* begin PASSAGE *

Why Cisco paid $475m for Intucell

The answer lies with AT&T, and a new strategic direction for the US giant.

The man who signed the check to acquire Intucell Ltd. yesterday was Cisco Systems Inc. (Nasdaq: CSCO) CEO John Chambers, but four-year-old Intucell owes its phenomenal success to someone else entirely. He is John Donovan, EVP technology and network operations at AT&T Inc. (NYSE: T).

Although AT&T has one of the greatest foundations of innovation the world has ever known - Bell Labs - the company apparently decided it needed greater efforts and a change in its corporate culture to inject new processes and technologies to improve its performance.

Donovan, who joined the company in 2008, was behind the initiative to establish three innovation centers under the name of AT&T Foundry: one in Texas, one in Silicon Valley in California, and one in Ra'anana, Israel. In early 2011, Intucell co-founder and CEO Rani Wellingstein came to the Ra'anana Foundry to attend a round of get-to-know meetings Donovan held with Israeli communications start-ups. The meeting was apparently so impressive that Donovan decided almost immediately to adopt Intucell's solution for optimizing mobile networks. A year later, he helped Intucell secure an agreement with AT&T worth tens of millions of dollars, which was ultimately responsible for bringing Intucell to the attention of Cisco, and for Cisco's willingness to pay the hefty sum of $475 million for it.

"Our interest in this company is a combination of its technology, which is extraordinary in the sector, and the speed of its deployment at AT&T, which is exceptional," says Micha Porat, who is responsible at Cisco for investment and acquisitions of solutions for mobile carriers. "This amounted to a stamp of approval for us about the company's capability and affirmed our assumption that it is possible to scale up these solutions massively. The agreement with AT&T was very significant in many ways, including financially, of course. This is the only company in the world with a technology deployment in this field on a large network."

Wellingstein's career has for years been in the telecommunications equipment industry, but this is not enough to explain the deal with Cisco. He joined ECI Telecom Ltd. in the late 1990s, when it acquired a NKO, an IP telephony company where he worked. At ECI, he was in contact with service providers in North America, where he may have acquired his knowledge about building companies. In 2000, he and three others co-founded Celltick Technologies, a mobile broadcast solutions developer.

In 2008, Wellingstein teamed with Ido Susan to found Intucell. Susan, now 26, is a big mystery. In fact, very big - at 26, he will make NIS 300 million before taxes. Intucell operates in the services vendor space, although it entered the field from a completely different direction from Wellingstein's previous companies. Intucell provides self-organizing network (SON) solutions to optimize network performance automatically. The company's technology - smart software based on algorithms - enables mobile carriers to tune their networks in real time on the basis of user demand and network traffic.

* end PASSAGE *
* begin RECORDS SUPPLIED *

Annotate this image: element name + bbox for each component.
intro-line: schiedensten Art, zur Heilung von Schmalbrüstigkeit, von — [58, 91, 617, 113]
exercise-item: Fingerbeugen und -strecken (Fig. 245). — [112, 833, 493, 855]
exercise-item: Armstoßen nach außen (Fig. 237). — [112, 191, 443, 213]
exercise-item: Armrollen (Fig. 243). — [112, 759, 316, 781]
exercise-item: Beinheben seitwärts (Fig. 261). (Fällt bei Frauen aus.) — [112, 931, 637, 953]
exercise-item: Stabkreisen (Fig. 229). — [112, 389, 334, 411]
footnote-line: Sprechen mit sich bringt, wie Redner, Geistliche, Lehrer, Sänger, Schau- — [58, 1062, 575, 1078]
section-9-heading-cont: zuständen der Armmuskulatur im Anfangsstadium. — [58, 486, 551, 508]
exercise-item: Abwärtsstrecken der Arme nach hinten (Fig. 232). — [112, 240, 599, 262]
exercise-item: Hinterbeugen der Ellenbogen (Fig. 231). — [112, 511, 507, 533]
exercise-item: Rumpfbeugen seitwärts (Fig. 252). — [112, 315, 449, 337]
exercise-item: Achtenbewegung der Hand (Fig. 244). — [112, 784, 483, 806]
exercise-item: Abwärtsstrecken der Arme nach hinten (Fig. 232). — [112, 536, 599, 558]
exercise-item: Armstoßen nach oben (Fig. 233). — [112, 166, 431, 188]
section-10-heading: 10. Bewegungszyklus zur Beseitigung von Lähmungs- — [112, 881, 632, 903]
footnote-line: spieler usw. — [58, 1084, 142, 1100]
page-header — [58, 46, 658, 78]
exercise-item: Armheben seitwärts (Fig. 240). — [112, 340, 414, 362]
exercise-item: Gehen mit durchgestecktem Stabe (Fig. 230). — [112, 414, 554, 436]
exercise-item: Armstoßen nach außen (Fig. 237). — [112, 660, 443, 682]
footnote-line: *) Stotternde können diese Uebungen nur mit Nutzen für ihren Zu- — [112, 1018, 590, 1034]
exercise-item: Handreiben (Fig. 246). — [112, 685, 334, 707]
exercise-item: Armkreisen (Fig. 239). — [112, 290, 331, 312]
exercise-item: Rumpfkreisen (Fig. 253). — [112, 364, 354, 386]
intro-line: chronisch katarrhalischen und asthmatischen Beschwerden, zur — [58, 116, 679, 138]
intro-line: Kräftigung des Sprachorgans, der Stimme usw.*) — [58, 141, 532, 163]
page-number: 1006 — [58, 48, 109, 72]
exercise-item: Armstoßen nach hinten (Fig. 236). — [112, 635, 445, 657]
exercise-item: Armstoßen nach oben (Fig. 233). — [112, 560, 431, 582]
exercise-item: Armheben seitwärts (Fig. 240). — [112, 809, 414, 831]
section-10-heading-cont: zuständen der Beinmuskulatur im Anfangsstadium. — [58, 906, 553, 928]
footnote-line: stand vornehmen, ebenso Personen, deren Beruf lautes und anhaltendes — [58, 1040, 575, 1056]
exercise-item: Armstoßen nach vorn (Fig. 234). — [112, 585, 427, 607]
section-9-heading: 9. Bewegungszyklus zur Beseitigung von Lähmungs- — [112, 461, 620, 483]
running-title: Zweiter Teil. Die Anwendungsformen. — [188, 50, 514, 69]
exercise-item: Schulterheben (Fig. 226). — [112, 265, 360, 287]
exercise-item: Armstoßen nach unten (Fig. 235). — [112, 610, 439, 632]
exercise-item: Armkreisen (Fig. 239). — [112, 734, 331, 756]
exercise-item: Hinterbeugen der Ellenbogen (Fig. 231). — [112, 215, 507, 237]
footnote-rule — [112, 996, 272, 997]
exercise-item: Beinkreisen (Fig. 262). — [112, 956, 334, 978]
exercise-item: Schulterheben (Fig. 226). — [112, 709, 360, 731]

* end RECORDS SUPPLIED *

PROBLEM 1:
Print the portion of the Intucell article starting at "Although AT&T has" and ending at "improve its performance.".
PROBLEM 2:
Where are the three AT&T Foundry innovation centers named in the Intucell article located?

EXERCISE ANSWER 1:
Although AT&T has one of the greatest foundations of innovation the world has ever known - Bell Labs - the company apparently decided it needed greater efforts and a change in its corporate culture to inject new processes and technologies to improve its performance.

EXERCISE ANSWER 2:
Texas, Silicon Valley in California, and Ra'anana, Israel.